● **WHAT IS REQUIRED**: Repeat each record exactly as written, and drop any images.

————

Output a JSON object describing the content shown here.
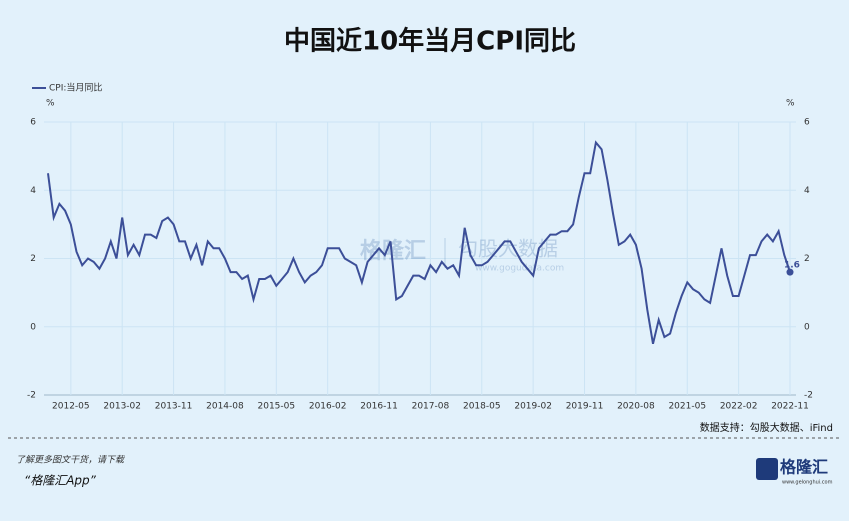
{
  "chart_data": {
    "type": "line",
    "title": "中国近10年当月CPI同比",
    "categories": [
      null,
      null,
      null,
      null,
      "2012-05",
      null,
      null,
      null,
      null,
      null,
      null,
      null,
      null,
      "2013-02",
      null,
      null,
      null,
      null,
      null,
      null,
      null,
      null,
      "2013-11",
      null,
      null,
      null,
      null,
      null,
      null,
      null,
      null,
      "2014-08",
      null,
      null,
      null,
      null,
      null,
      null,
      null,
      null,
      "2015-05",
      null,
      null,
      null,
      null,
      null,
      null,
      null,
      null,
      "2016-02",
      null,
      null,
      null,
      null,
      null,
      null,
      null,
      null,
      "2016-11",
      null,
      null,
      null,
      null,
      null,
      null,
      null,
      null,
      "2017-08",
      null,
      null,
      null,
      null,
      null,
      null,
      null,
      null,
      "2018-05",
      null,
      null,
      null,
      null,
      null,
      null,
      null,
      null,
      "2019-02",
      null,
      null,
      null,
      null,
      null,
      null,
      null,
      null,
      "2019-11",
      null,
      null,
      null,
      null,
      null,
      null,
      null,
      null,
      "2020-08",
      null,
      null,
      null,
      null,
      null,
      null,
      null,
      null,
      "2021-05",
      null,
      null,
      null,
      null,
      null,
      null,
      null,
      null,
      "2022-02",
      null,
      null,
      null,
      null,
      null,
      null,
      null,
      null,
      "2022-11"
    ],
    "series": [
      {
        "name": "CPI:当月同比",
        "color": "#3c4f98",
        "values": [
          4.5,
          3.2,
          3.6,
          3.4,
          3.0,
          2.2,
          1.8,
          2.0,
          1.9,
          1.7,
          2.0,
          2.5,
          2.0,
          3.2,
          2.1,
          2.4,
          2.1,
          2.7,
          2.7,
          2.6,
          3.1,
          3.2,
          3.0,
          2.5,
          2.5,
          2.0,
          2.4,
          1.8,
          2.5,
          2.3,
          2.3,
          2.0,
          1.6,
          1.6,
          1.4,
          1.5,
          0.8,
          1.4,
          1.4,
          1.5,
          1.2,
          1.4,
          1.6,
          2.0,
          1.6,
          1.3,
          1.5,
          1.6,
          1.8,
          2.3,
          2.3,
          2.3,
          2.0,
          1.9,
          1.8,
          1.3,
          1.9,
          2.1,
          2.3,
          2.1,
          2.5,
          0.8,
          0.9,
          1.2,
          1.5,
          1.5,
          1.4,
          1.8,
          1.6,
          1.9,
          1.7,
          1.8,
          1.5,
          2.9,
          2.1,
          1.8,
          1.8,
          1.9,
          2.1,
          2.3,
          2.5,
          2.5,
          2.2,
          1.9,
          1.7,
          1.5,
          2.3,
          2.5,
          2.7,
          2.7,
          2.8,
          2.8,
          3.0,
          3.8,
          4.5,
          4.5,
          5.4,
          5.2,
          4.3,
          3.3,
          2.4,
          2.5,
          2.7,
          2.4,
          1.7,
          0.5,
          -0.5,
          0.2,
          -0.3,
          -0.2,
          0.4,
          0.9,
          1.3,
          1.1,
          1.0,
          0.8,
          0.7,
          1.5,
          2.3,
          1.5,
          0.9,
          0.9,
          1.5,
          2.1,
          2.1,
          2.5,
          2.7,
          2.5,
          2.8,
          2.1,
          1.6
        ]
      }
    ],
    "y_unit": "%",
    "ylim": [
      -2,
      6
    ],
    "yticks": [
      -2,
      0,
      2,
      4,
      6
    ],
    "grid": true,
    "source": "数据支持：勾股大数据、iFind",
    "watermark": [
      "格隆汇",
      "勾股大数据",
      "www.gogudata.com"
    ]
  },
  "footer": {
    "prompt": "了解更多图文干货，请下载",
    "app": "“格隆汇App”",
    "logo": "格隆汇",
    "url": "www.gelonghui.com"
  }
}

————

● **REPLY TO THE EXERCISE**:
Output a JSON object describing the content shown here.
{
  "chart_data": {
    "type": "line",
    "title": "中国近10年当月CPI同比",
    "categories": [
      null,
      null,
      null,
      null,
      "2012-05",
      null,
      null,
      null,
      null,
      null,
      null,
      null,
      null,
      "2013-02",
      null,
      null,
      null,
      null,
      null,
      null,
      null,
      null,
      "2013-11",
      null,
      null,
      null,
      null,
      null,
      null,
      null,
      null,
      "2014-08",
      null,
      null,
      null,
      null,
      null,
      null,
      null,
      null,
      "2015-05",
      null,
      null,
      null,
      null,
      null,
      null,
      null,
      null,
      "2016-02",
      null,
      null,
      null,
      null,
      null,
      null,
      null,
      null,
      "2016-11",
      null,
      null,
      null,
      null,
      null,
      null,
      null,
      null,
      "2017-08",
      null,
      null,
      null,
      null,
      null,
      null,
      null,
      null,
      "2018-05",
      null,
      null,
      null,
      null,
      null,
      null,
      null,
      null,
      "2019-02",
      null,
      null,
      null,
      null,
      null,
      null,
      null,
      null,
      "2019-11",
      null,
      null,
      null,
      null,
      null,
      null,
      null,
      null,
      "2020-08",
      null,
      null,
      null,
      null,
      null,
      null,
      null,
      null,
      "2021-05",
      null,
      null,
      null,
      null,
      null,
      null,
      null,
      null,
      "2022-02",
      null,
      null,
      null,
      null,
      null,
      null,
      null,
      null,
      "2022-11"
    ],
    "series": [
      {
        "name": "CPI:当月同比",
        "color": "#3c4f98",
        "values": [
          4.5,
          3.2,
          3.6,
          3.4,
          3.0,
          2.2,
          1.8,
          2.0,
          1.9,
          1.7,
          2.0,
          2.5,
          2.0,
          3.2,
          2.1,
          2.4,
          2.1,
          2.7,
          2.7,
          2.6,
          3.1,
          3.2,
          3.0,
          2.5,
          2.5,
          2.0,
          2.4,
          1.8,
          2.5,
          2.3,
          2.3,
          2.0,
          1.6,
          1.6,
          1.4,
          1.5,
          0.8,
          1.4,
          1.4,
          1.5,
          1.2,
          1.4,
          1.6,
          2.0,
          1.6,
          1.3,
          1.5,
          1.6,
          1.8,
          2.3,
          2.3,
          2.3,
          2.0,
          1.9,
          1.8,
          1.3,
          1.9,
          2.1,
          2.3,
          2.1,
          2.5,
          0.8,
          0.9,
          1.2,
          1.5,
          1.5,
          1.4,
          1.8,
          1.6,
          1.9,
          1.7,
          1.8,
          1.5,
          2.9,
          2.1,
          1.8,
          1.8,
          1.9,
          2.1,
          2.3,
          2.5,
          2.5,
          2.2,
          1.9,
          1.7,
          1.5,
          2.3,
          2.5,
          2.7,
          2.7,
          2.8,
          2.8,
          3.0,
          3.8,
          4.5,
          4.5,
          5.4,
          5.2,
          4.3,
          3.3,
          2.4,
          2.5,
          2.7,
          2.4,
          1.7,
          0.5,
          -0.5,
          0.2,
          -0.3,
          -0.2,
          0.4,
          0.9,
          1.3,
          1.1,
          1.0,
          0.8,
          0.7,
          1.5,
          2.3,
          1.5,
          0.9,
          0.9,
          1.5,
          2.1,
          2.1,
          2.5,
          2.7,
          2.5,
          2.8,
          2.1,
          1.6
        ]
      }
    ],
    "y_unit": "%",
    "ylim": [
      -2,
      6
    ],
    "yticks": [
      -2,
      0,
      2,
      4,
      6
    ],
    "grid": true,
    "source": "数据支持：勾股大数据、iFind",
    "watermark": [
      "格隆汇",
      "勾股大数据",
      "www.gogudata.com"
    ]
  },
  "footer": {
    "prompt": "了解更多图文干货，请下载",
    "app": "“格隆汇App”",
    "logo": "格隆汇",
    "url": "www.gelonghui.com"
  }
}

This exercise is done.